— Begin SOURCE DATA —
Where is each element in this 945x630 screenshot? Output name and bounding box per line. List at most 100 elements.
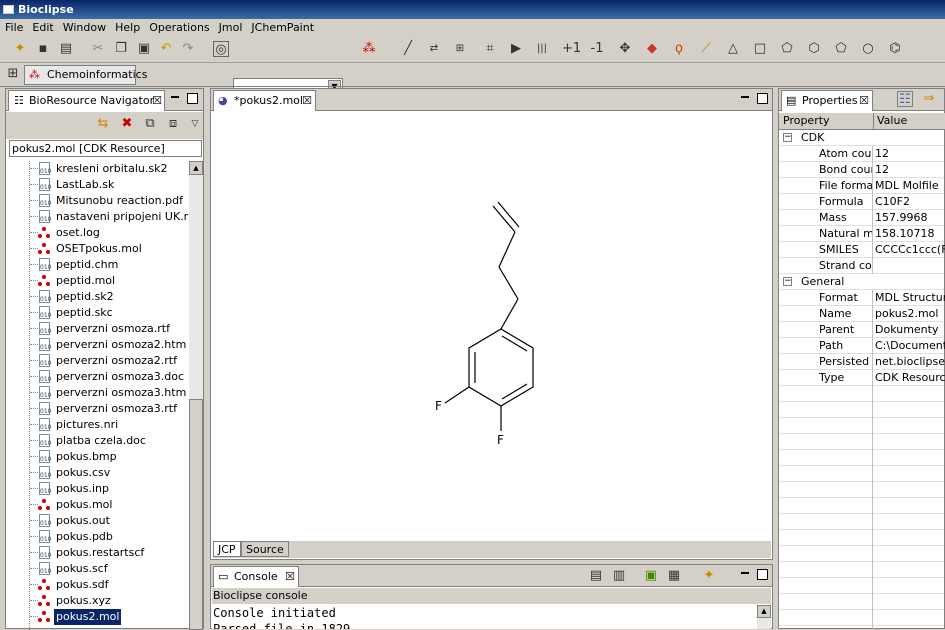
tree-item[interactable]: 010 pictures.nri	[30, 417, 189, 433]
collapse-icon[interactable]: ⧉	[142, 116, 158, 132]
tree-item[interactable]: 010 pokus.out	[30, 513, 189, 529]
eraser-icon[interactable]: ◆	[644, 41, 660, 57]
cut-icon[interactable]: ✂	[90, 41, 106, 57]
stereo-icon[interactable]: ⊞	[452, 41, 468, 57]
collapse-icon[interactable]: −	[783, 133, 792, 142]
square-icon[interactable]: □	[752, 41, 768, 57]
property-row[interactable]: SMILES CCCCc1ccc(F	[779, 242, 945, 258]
resource-field[interactable]: pokus2.mol [CDK Resource]	[9, 140, 202, 157]
property-row[interactable]: File format MDL Molfile	[779, 178, 944, 194]
maximize-icon[interactable]	[757, 93, 768, 104]
tree-item[interactable]: 010 pokus.scf	[30, 561, 189, 577]
maximize-icon[interactable]	[187, 93, 198, 104]
categories-icon[interactable]: ☷	[897, 91, 913, 107]
tree-item[interactable]: peptid.mol	[30, 273, 189, 289]
expand-icon[interactable]: ⧈	[165, 116, 181, 132]
menu-file[interactable]: File	[0, 21, 27, 34]
save-icon[interactable]: ▪	[35, 41, 51, 57]
close-icon[interactable]: ☒	[285, 567, 295, 587]
tree-item[interactable]: 010 nastaveni pripojeni UK.ra	[30, 209, 189, 225]
tree-item[interactable]: 010 perverzni osmoza.rtf	[30, 321, 189, 337]
minimize-icon[interactable]	[741, 96, 749, 98]
open-console-icon[interactable]: ✦	[701, 568, 717, 584]
open-perspective-icon[interactable]: ⊞	[5, 66, 21, 82]
select-rect-icon[interactable]: ⌗	[482, 41, 498, 57]
octagon-icon[interactable]: ○	[860, 41, 876, 57]
move-icon[interactable]: ✥	[617, 41, 633, 57]
console-scrollbar[interactable]: ▲	[757, 605, 771, 629]
tree-item[interactable]: 010 pokus.csv	[30, 465, 189, 481]
collapse-icon[interactable]: −	[783, 277, 792, 286]
tree-item[interactable]: 010 peptid.sk2	[30, 289, 189, 305]
minimize-icon[interactable]	[741, 572, 749, 574]
clear-console-icon[interactable]: ▤	[588, 568, 604, 584]
sweep-icon[interactable]: ⟋	[698, 41, 714, 57]
hexagon-icon[interactable]: ⬡	[806, 41, 822, 57]
tree-item[interactable]: 010 LastLab.sk	[30, 177, 189, 193]
scroll-up-icon[interactable]: ▲	[757, 605, 771, 618]
tree-item[interactable]: 010 perverzni osmoza3.htm	[30, 385, 189, 401]
minimize-icon[interactable]	[171, 96, 179, 98]
property-row[interactable]: Name pokus2.mol	[779, 306, 944, 322]
menu-operations[interactable]: Operations	[144, 21, 213, 34]
refresh-icon[interactable]: ⇆	[95, 116, 111, 132]
pin-console-icon[interactable]: ▣	[643, 568, 659, 584]
perspective-tab[interactable]: ⁂ Chemoinformatics	[24, 65, 147, 85]
menu-jmol[interactable]: Jmol	[214, 21, 247, 34]
tree-item[interactable]: 010 pokus.restartscf	[30, 545, 189, 561]
column-divider[interactable]	[873, 113, 874, 129]
charge-minus-icon[interactable]: -1	[589, 41, 605, 57]
tree-item[interactable]: 010 platba czela.doc	[30, 433, 189, 449]
tree-item[interactable]: 010 pokus.pdb	[30, 529, 189, 545]
bond-tool-icon[interactable]: ╱	[400, 41, 416, 57]
wedge-bond-icon[interactable]: ▶	[508, 41, 524, 57]
tree-item[interactable]: 010 pokus.bmp	[30, 449, 189, 465]
copy-icon[interactable]: ❐	[113, 41, 129, 57]
display-console-icon[interactable]: ▦	[666, 568, 682, 584]
column-property[interactable]: Property	[783, 114, 830, 127]
tree-item[interactable]: 010 perverzni osmoza3.doc	[30, 369, 189, 385]
triangle-icon[interactable]: △	[725, 41, 741, 57]
tree-item[interactable]: 010 perverzni osmoza3.rtf	[30, 401, 189, 417]
navigator-tab[interactable]: ☷ BioResource Navigator ☒	[8, 90, 165, 111]
filter-icon[interactable]: ⇒	[921, 91, 937, 107]
property-group[interactable]: − CDK	[779, 130, 944, 146]
heptagon-icon[interactable]: ⬠	[833, 41, 849, 57]
print-icon[interactable]: ▤	[58, 41, 74, 57]
property-row[interactable]: Parent Dokumenty	[779, 322, 944, 338]
paste-icon[interactable]: ▣	[136, 41, 152, 57]
property-row[interactable]: Bond count12	[779, 162, 944, 178]
target-icon[interactable]: ◎	[213, 41, 229, 57]
tree-item[interactable]: 010 kresleni orbitalu.sk2	[30, 161, 189, 177]
scroll-up-icon[interactable]: ▲	[189, 161, 203, 175]
tree-item[interactable]: 010 pokus.inp	[30, 481, 189, 497]
property-row[interactable]: PathC:\Documents	[779, 338, 945, 354]
tree-item[interactable]: 010 peptid.skc	[30, 305, 189, 321]
scroll-thumb[interactable]	[189, 399, 203, 630]
tree-item[interactable]: OSETpokus.mol	[30, 241, 189, 257]
menu-help[interactable]: Help	[110, 21, 144, 34]
editor-tab[interactable]: ◕ *pokus2.mol ☒	[213, 90, 316, 111]
close-icon[interactable]: ☒	[859, 91, 869, 111]
property-row[interactable]: Strand count	[779, 258, 944, 274]
maximize-icon[interactable]	[757, 569, 768, 580]
properties-tab[interactable]: ▤ Properties ☒	[781, 90, 873, 111]
tree-item[interactable]: pokus.xyz	[30, 593, 189, 609]
molecule-canvas[interactable]: F F	[213, 113, 771, 541]
menu-jchempaint[interactable]: JChemPaint	[246, 21, 318, 34]
tree-scrollbar[interactable]: ▲	[189, 161, 203, 630]
menu-window[interactable]: Window	[58, 21, 110, 34]
tab-source[interactable]: Source	[241, 541, 289, 557]
close-icon[interactable]: ☒	[152, 91, 162, 111]
tree-item[interactable]: 010 peptid.chm	[30, 257, 189, 273]
console-tab[interactable]: ▭ Console ☒	[213, 566, 299, 587]
reaction-arrow-icon[interactable]: ⇄	[426, 41, 442, 57]
property-group[interactable]: − General	[779, 274, 944, 290]
close-icon[interactable]: ☒	[302, 91, 312, 111]
column-value[interactable]: Value	[877, 114, 907, 127]
tree-item[interactable]: 010 Mitsunobu reaction.pdf	[30, 193, 189, 209]
property-row[interactable]: FormatMDL Structure	[779, 290, 945, 306]
benzene-icon[interactable]: ⌬	[887, 41, 903, 57]
console-output[interactable]: Console initiated Parsed file in 1829	[212, 605, 757, 629]
undo-icon[interactable]: ↶	[158, 41, 174, 57]
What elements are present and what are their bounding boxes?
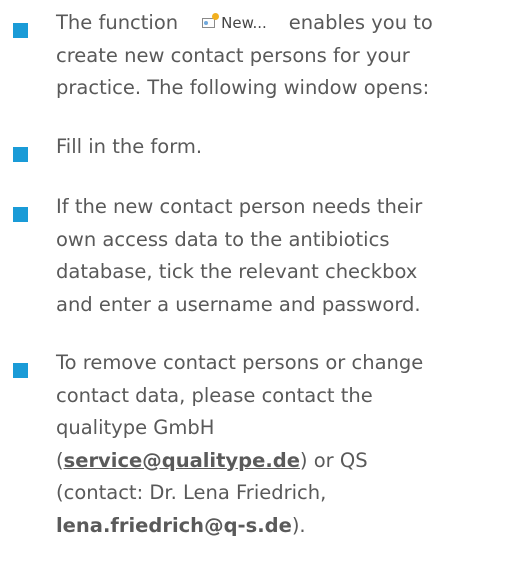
text-line: own access data to the antibiotics bbox=[56, 227, 390, 251]
text-segment: enables you to bbox=[288, 11, 433, 34]
text-line: create new contact persons for your bbox=[56, 43, 410, 67]
square-bullet-icon bbox=[13, 147, 28, 162]
text-line: To remove contact persons or change bbox=[56, 351, 424, 374]
text-segment: ( bbox=[56, 448, 64, 472]
text-line: qualitype GmbH bbox=[56, 416, 215, 439]
text-line: practice. The following window opens: bbox=[56, 76, 430, 99]
square-bullet-icon bbox=[13, 207, 28, 222]
list-item-text: To remove contact persons or change cont… bbox=[56, 347, 528, 542]
new-button[interactable]: New... bbox=[202, 7, 267, 40]
new-button-label: New... bbox=[221, 14, 267, 32]
contact-email-link[interactable]: lena.friedrich@q-s.de bbox=[56, 514, 292, 537]
new-contact-icon bbox=[202, 13, 220, 29]
text-line: lena.friedrich@q-s.de). bbox=[56, 510, 528, 543]
service-email-link[interactable]: service@qualitype.de bbox=[64, 449, 300, 472]
text-line: (contact: Dr. Lena Friedrich, bbox=[56, 481, 327, 504]
text-segment: ) or QS bbox=[299, 448, 368, 472]
text-line: The function New... enables you to bbox=[56, 7, 528, 40]
list-item-text: Fill in the form. bbox=[56, 131, 528, 164]
text-line: and enter a username and password. bbox=[56, 292, 421, 316]
text-line: If the new contact person needs their bbox=[56, 195, 423, 218]
text-line: Fill in the form. bbox=[56, 135, 203, 158]
text-line: contact data, please contact the bbox=[56, 383, 373, 407]
list-item-text: If the new contact person needs their ow… bbox=[56, 191, 528, 321]
text-line: (service@qualitype.de) or QS bbox=[56, 445, 528, 478]
text-segment: The function bbox=[56, 11, 179, 34]
list-item-text: The function New... enables you to create … bbox=[56, 7, 528, 105]
text-line: database, tick the relevant checkbox bbox=[56, 260, 418, 283]
square-bullet-icon bbox=[13, 363, 28, 378]
text-segment: ). bbox=[291, 513, 306, 537]
instruction-list: The function New... enables you to create … bbox=[0, 0, 530, 576]
square-bullet-icon bbox=[13, 23, 28, 38]
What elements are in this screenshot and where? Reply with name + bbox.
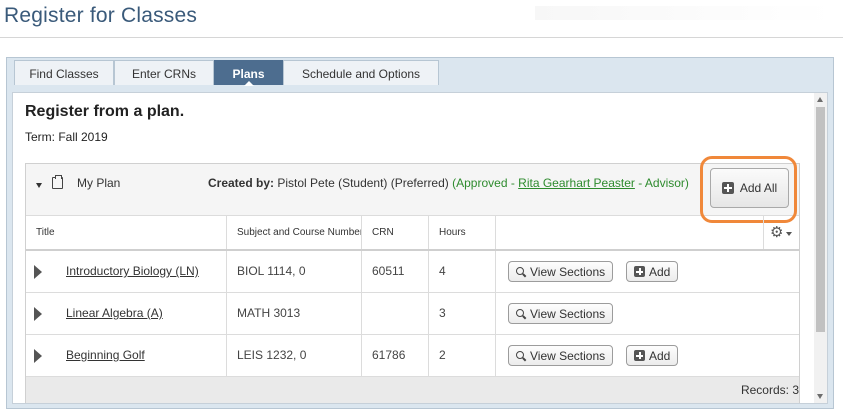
created-by-value: Pistol Pete (Student) (Preferred) (277, 176, 449, 190)
plan-created-by: Created by: Pistol Pete (Student) (Prefe… (208, 176, 689, 190)
section-title: Register from a plan. (25, 103, 185, 120)
column-header-subject[interactable]: Subject and Course Number (227, 216, 362, 250)
plus-icon (634, 266, 645, 277)
column-header-hours[interactable]: Hours (429, 216, 496, 250)
tab-enter-crns[interactable]: Enter CRNs (114, 60, 214, 85)
add-all-label: Add All (739, 181, 778, 195)
cell-hours: 4 (429, 251, 496, 292)
approval-status: (Approved - Rita Gearhart Peaster - Advi… (452, 176, 689, 190)
search-icon (516, 350, 526, 361)
tab-label: Enter CRNs (131, 67, 196, 81)
cell-hours: 3 (429, 293, 496, 334)
term-label: Term: Fall 2019 (25, 130, 108, 144)
column-header-crn[interactable]: CRN (362, 216, 429, 250)
add-button[interactable]: Add (626, 345, 679, 366)
cell-hours: 2 (429, 335, 496, 376)
search-icon (516, 266, 526, 277)
expand-arrow-icon[interactable] (34, 349, 42, 363)
created-by-label: Created by: (208, 176, 275, 190)
records-count: Records: 3 (740, 383, 799, 397)
gear-dropdown-caret-icon[interactable] (786, 232, 792, 236)
advisor-link[interactable]: Rita Gearhart Peaster (518, 176, 635, 190)
registration-panel: Find Classes Enter CRNs Plans Schedule a… (6, 57, 834, 409)
collapse-caret-icon[interactable] (36, 183, 42, 188)
scroll-up-arrow-icon[interactable] (817, 97, 823, 102)
approved-suffix: - Advisor) (638, 176, 689, 190)
tab-label: Plans (232, 67, 265, 81)
tab-schedule-and-options[interactable]: Schedule and Options (283, 60, 439, 85)
add-all-button[interactable]: Add All (710, 168, 789, 208)
plan-name: My Plan (77, 176, 121, 190)
course-title-link[interactable]: Linear Algebra (A) (66, 306, 163, 320)
expand-arrow-icon[interactable] (34, 265, 42, 279)
view-sections-button[interactable]: View Sections (508, 303, 614, 324)
cell-subject: LEIS 1232, 0 (227, 335, 362, 376)
cell-actions: View Sections (496, 293, 799, 334)
view-sections-button[interactable]: View Sections (508, 261, 614, 282)
cell-crn: 61786 (362, 335, 429, 376)
cell-crn (362, 293, 429, 334)
tab-label: Find Classes (29, 67, 99, 81)
scroll-thumb[interactable] (816, 107, 825, 332)
blurred-header-area (535, 6, 835, 20)
plans-content: Register from a plan. Term: Fall 2019 My… (12, 92, 828, 404)
cell-actions: View Sections Add (496, 335, 799, 376)
add-label: Add (649, 264, 671, 279)
cell-actions: View Sections Add (496, 251, 799, 292)
vertical-scrollbar[interactable] (814, 93, 827, 403)
tab-find-classes[interactable]: Find Classes (14, 60, 114, 85)
view-sections-button[interactable]: View Sections (508, 345, 614, 366)
cell-title: Introductory Biology (LN) (26, 251, 227, 292)
course-title-link[interactable]: Introductory Biology (LN) (66, 264, 199, 278)
add-label: Add (649, 348, 671, 363)
search-icon (516, 308, 526, 319)
cell-title: Beginning Golf (26, 335, 227, 376)
plus-icon (634, 350, 645, 361)
tab-label: Schedule and Options (301, 67, 421, 81)
table-row: Linear Algebra (A) MATH 3013 3 View Sect… (26, 293, 799, 335)
approved-prefix: (Approved - (452, 176, 515, 190)
view-sections-label: View Sections (530, 348, 606, 363)
add-all-highlight: Add All (700, 156, 797, 223)
view-sections-label: View Sections (530, 306, 606, 321)
expand-arrow-icon[interactable] (34, 307, 42, 321)
table-row: Introductory Biology (LN) BIOL 1114, 0 6… (26, 251, 799, 293)
cell-subject: MATH 3013 (227, 293, 362, 334)
scroll-down-arrow-icon[interactable] (817, 394, 823, 399)
active-tab-caret-icon (243, 81, 254, 86)
column-header-actions (496, 216, 764, 250)
page-title: Register for Classes (4, 4, 198, 27)
course-title-link[interactable]: Beginning Golf (66, 348, 145, 362)
cell-subject: BIOL 1114, 0 (227, 251, 362, 292)
table-footer: Records: 3 (26, 377, 799, 403)
plan-box: My Plan Created by: Pistol Pete (Student… (25, 156, 800, 403)
view-sections-label: View Sections (530, 264, 606, 279)
tab-plans[interactable]: Plans (214, 60, 283, 86)
table-row: Beginning Golf LEIS 1232, 0 61786 2 View… (26, 335, 799, 377)
plus-icon (721, 182, 734, 194)
clipboard-icon (52, 175, 63, 189)
cell-crn: 60511 (362, 251, 429, 292)
plan-header: My Plan Created by: Pistol Pete (Student… (26, 156, 799, 223)
column-header-title[interactable]: Title (26, 216, 227, 250)
title-divider (0, 37, 843, 38)
cell-title: Linear Algebra (A) (26, 293, 227, 334)
gear-icon[interactable]: ⚙ (770, 224, 783, 240)
add-button[interactable]: Add (626, 261, 679, 282)
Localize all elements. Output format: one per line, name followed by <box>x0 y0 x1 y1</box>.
— End SOURCE DATA —
GIVEN TASK: Reproduce without changes the lines of the material from the line containing "text-line: own access" through the line containing "list-item-text: The function", both included.

EXPECTED OUTPUT:
text-line: own access data to the antibiotics bbox=[56, 227, 390, 251]
text-segment: enables you to bbox=[288, 11, 433, 34]
text-line: create new contact persons for your bbox=[56, 43, 410, 67]
square-bullet-icon bbox=[13, 147, 28, 162]
text-line: To remove contact persons or change bbox=[56, 351, 424, 374]
text-segment: ( bbox=[56, 448, 64, 472]
text-line: qualitype GmbH bbox=[56, 416, 215, 439]
text-line: practice. The following window opens: bbox=[56, 76, 430, 99]
square-bullet-icon bbox=[13, 207, 28, 222]
list-item-text: To remove contact persons or change cont… bbox=[56, 347, 528, 542]
new-button[interactable]: New... bbox=[202, 7, 267, 40]
new-button-label: New... bbox=[221, 14, 267, 32]
contact-email-link[interactable]: lena.friedrich@q-s.de bbox=[56, 514, 292, 537]
new-contact-icon bbox=[202, 13, 220, 29]
text-line: lena.friedrich@q-s.de). bbox=[56, 510, 528, 543]
service-email-link[interactable]: service@qualitype.de bbox=[64, 449, 300, 472]
text-line: (contact: Dr. Lena Friedrich, bbox=[56, 481, 327, 504]
text-segment: ) or QS bbox=[299, 448, 368, 472]
text-line: The function New... enables you to bbox=[56, 7, 528, 40]
list-item-text: Fill in the form. bbox=[56, 131, 528, 164]
text-line: and enter a username and password. bbox=[56, 292, 421, 316]
text-line: If the new contact person needs their bbox=[56, 195, 423, 218]
text-line: Fill in the form. bbox=[56, 135, 203, 158]
text-line: contact data, please contact the bbox=[56, 383, 373, 407]
list-item-text: If the new contact person needs their ow… bbox=[56, 191, 528, 321]
text-line: (service@qualitype.de) or QS bbox=[56, 445, 528, 478]
text-segment: The function bbox=[56, 11, 179, 34]
list-item-text: The function New... enables you to create … bbox=[56, 7, 528, 105]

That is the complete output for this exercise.